[START OF Available records]
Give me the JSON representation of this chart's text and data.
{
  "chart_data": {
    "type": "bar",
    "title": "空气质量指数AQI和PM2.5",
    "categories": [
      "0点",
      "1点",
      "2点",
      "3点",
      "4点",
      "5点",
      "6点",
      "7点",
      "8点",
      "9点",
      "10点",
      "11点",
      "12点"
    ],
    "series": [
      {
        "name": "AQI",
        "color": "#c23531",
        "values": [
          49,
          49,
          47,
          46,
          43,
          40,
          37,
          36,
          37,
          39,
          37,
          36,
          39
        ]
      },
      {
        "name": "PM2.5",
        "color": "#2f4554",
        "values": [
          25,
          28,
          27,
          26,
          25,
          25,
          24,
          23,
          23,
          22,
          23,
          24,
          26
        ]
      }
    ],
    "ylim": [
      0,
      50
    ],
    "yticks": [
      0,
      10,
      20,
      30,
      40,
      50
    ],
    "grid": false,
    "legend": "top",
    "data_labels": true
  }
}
[END OF Available records]
__Task to complete__: The records above should all be quoted exactly, please.

__Written response__:
Give me the JSON representation of this chart's text and data.
{
  "chart_data": {
    "type": "bar",
    "title": "空气质量指数AQI和PM2.5",
    "categories": [
      "0点",
      "1点",
      "2点",
      "3点",
      "4点",
      "5点",
      "6点",
      "7点",
      "8点",
      "9点",
      "10点",
      "11点",
      "12点"
    ],
    "series": [
      {
        "name": "AQI",
        "color": "#c23531",
        "values": [
          49,
          49,
          47,
          46,
          43,
          40,
          37,
          36,
          37,
          39,
          37,
          36,
          39
        ]
      },
      {
        "name": "PM2.5",
        "color": "#2f4554",
        "values": [
          25,
          28,
          27,
          26,
          25,
          25,
          24,
          23,
          23,
          22,
          23,
          24,
          26
        ]
      }
    ],
    "ylim": [
      0,
      50
    ],
    "yticks": [
      0,
      10,
      20,
      30,
      40,
      50
    ],
    "grid": false,
    "legend": "top",
    "data_labels": true
  }
}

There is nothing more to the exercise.